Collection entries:
..............................
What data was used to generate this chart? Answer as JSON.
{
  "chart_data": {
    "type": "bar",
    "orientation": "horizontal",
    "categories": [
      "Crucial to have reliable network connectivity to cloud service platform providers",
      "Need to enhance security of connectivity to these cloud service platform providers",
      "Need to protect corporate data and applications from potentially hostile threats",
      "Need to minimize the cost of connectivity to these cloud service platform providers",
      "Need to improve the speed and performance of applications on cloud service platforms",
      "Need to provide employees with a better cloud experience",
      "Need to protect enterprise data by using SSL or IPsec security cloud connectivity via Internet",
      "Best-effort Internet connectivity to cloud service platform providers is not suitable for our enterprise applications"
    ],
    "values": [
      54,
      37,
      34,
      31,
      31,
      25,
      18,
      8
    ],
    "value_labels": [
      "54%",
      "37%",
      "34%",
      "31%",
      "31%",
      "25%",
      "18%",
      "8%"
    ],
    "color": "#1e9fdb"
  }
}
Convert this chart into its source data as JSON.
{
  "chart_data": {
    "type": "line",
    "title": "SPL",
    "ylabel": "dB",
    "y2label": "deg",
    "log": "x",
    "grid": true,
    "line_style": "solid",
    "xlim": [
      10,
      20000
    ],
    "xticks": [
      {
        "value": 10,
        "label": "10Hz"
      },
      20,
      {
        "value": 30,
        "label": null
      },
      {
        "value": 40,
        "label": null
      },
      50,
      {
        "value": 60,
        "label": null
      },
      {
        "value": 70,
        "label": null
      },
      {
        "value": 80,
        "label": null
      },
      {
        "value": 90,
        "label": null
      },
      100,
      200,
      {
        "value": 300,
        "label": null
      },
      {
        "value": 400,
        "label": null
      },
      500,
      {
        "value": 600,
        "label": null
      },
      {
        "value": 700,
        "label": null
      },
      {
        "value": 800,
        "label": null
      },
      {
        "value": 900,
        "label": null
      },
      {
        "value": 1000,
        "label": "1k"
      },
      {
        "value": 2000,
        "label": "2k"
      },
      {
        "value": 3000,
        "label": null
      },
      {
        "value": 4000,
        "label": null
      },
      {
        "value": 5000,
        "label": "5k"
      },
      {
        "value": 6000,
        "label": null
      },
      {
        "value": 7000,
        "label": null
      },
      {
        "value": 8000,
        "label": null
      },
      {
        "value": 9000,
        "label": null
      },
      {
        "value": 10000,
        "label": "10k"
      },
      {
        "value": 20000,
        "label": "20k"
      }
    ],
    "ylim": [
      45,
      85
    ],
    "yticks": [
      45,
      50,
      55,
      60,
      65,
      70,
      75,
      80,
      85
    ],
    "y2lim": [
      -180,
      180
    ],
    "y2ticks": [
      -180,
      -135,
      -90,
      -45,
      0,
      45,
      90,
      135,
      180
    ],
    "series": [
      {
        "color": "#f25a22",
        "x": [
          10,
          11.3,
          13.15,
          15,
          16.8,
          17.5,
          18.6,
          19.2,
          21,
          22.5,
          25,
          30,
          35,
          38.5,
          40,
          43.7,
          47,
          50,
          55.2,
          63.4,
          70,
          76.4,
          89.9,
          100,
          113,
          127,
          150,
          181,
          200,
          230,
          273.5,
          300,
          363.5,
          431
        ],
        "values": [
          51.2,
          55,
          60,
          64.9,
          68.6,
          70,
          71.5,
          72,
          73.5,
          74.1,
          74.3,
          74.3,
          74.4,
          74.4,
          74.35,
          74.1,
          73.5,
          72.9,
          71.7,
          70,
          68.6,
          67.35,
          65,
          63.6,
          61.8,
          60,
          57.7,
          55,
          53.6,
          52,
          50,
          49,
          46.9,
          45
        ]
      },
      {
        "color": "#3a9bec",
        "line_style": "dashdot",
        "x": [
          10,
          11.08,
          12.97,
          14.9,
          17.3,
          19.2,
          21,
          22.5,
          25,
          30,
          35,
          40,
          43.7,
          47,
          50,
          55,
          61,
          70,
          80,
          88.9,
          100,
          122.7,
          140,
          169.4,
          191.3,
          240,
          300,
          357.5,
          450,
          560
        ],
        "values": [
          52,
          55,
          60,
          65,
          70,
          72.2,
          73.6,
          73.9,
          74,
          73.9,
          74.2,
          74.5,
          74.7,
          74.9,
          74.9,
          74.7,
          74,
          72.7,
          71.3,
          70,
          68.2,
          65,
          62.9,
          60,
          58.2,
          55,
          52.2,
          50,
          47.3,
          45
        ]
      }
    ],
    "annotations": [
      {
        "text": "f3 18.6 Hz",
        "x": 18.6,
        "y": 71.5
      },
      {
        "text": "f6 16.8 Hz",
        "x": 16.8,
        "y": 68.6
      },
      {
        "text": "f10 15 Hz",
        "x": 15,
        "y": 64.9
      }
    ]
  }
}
..............................
Task description: Extract every record and return it verbatim.

Answer for this exercise:
What data was used to generate this chart? Answer as JSON.
{
  "chart_data": {
    "type": "bar",
    "orientation": "horizontal",
    "categories": [
      "Crucial to have reliable network connectivity to cloud service platform providers",
      "Need to enhance security of connectivity to these cloud service platform providers",
      "Need to protect corporate data and applications from potentially hostile threats",
      "Need to minimize the cost of connectivity to these cloud service platform providers",
      "Need to improve the speed and performance of applications on cloud service platforms",
      "Need to provide employees with a better cloud experience",
      "Need to protect enterprise data by using SSL or IPsec security cloud connectivity via Internet",
      "Best-effort Internet connectivity to cloud service platform providers is not suitable for our enterprise applications"
    ],
    "values": [
      54,
      37,
      34,
      31,
      31,
      25,
      18,
      8
    ],
    "value_labels": [
      "54%",
      "37%",
      "34%",
      "31%",
      "31%",
      "25%",
      "18%",
      "8%"
    ],
    "color": "#1e9fdb"
  }
}
Convert this chart into its source data as JSON.
{
  "chart_data": {
    "type": "line",
    "title": "SPL",
    "ylabel": "dB",
    "y2label": "deg",
    "log": "x",
    "grid": true,
    "line_style": "solid",
    "xlim": [
      10,
      20000
    ],
    "xticks": [
      {
        "value": 10,
        "label": "10Hz"
      },
      20,
      {
        "value": 30,
        "label": null
      },
      {
        "value": 40,
        "label": null
      },
      50,
      {
        "value": 60,
        "label": null
      },
      {
        "value": 70,
        "label": null
      },
      {
        "value": 80,
        "label": null
      },
      {
        "value": 90,
        "label": null
      },
      100,
      200,
      {
        "value": 300,
        "label": null
      },
      {
        "value": 400,
        "label": null
      },
      500,
      {
        "value": 600,
        "label": null
      },
      {
        "value": 700,
        "label": null
      },
      {
        "value": 800,
        "label": null
      },
      {
        "value": 900,
        "label": null
      },
      {
        "value": 1000,
        "label": "1k"
      },
      {
        "value": 2000,
        "label": "2k"
      },
      {
        "value": 3000,
        "label": null
      },
      {
        "value": 4000,
        "label": null
      },
      {
        "value": 5000,
        "label": "5k"
      },
      {
        "value": 6000,
        "label": null
      },
      {
        "value": 7000,
        "label": null
      },
      {
        "value": 8000,
        "label": null
      },
      {
        "value": 9000,
        "label": null
      },
      {
        "value": 10000,
        "label": "10k"
      },
      {
        "value": 20000,
        "label": "20k"
      }
    ],
    "ylim": [
      45,
      85
    ],
    "yticks": [
      45,
      50,
      55,
      60,
      65,
      70,
      75,
      80,
      85
    ],
    "y2lim": [
      -180,
      180
    ],
    "y2ticks": [
      -180,
      -135,
      -90,
      -45,
      0,
      45,
      90,
      135,
      180
    ],
    "series": [
      {
        "color": "#f25a22",
        "x": [
          10,
          11.3,
          13.15,
          15,
          16.8,
          17.5,
          18.6,
          19.2,
          21,
          22.5,
          25,
          30,
          35,
          38.5,
          40,
          43.7,
          47,
          50,
          55.2,
          63.4,
          70,
          76.4,
          89.9,
          100,
          113,
          127,
          150,
          181,
          200,
          230,
          273.5,
          300,
          363.5,
          431
        ],
        "values": [
          51.2,
          55,
          60,
          64.9,
          68.6,
          70,
          71.5,
          72,
          73.5,
          74.1,
          74.3,
          74.3,
          74.4,
          74.4,
          74.35,
          74.1,
          73.5,
          72.9,
          71.7,
          70,
          68.6,
          67.35,
          65,
          63.6,
          61.8,
          60,
          57.7,
          55,
          53.6,
          52,
          50,
          49,
          46.9,
          45
        ]
      },
      {
        "color": "#3a9bec",
        "line_style": "dashdot",
        "x": [
          10,
          11.08,
          12.97,
          14.9,
          17.3,
          19.2,
          21,
          22.5,
          25,
          30,
          35,
          40,
          43.7,
          47,
          50,
          55,
          61,
          70,
          80,
          88.9,
          100,
          122.7,
          140,
          169.4,
          191.3,
          240,
          300,
          357.5,
          450,
          560
        ],
        "values": [
          52,
          55,
          60,
          65,
          70,
          72.2,
          73.6,
          73.9,
          74,
          73.9,
          74.2,
          74.5,
          74.7,
          74.9,
          74.9,
          74.7,
          74,
          72.7,
          71.3,
          70,
          68.2,
          65,
          62.9,
          60,
          58.2,
          55,
          52.2,
          50,
          47.3,
          45
        ]
      }
    ],
    "annotations": [
      {
        "text": "f3 18.6 Hz",
        "x": 18.6,
        "y": 71.5
      },
      {
        "text": "f6 16.8 Hz",
        "x": 16.8,
        "y": 68.6
      },
      {
        "text": "f10 15 Hz",
        "x": 15,
        "y": 64.9
      }
    ]
  }
}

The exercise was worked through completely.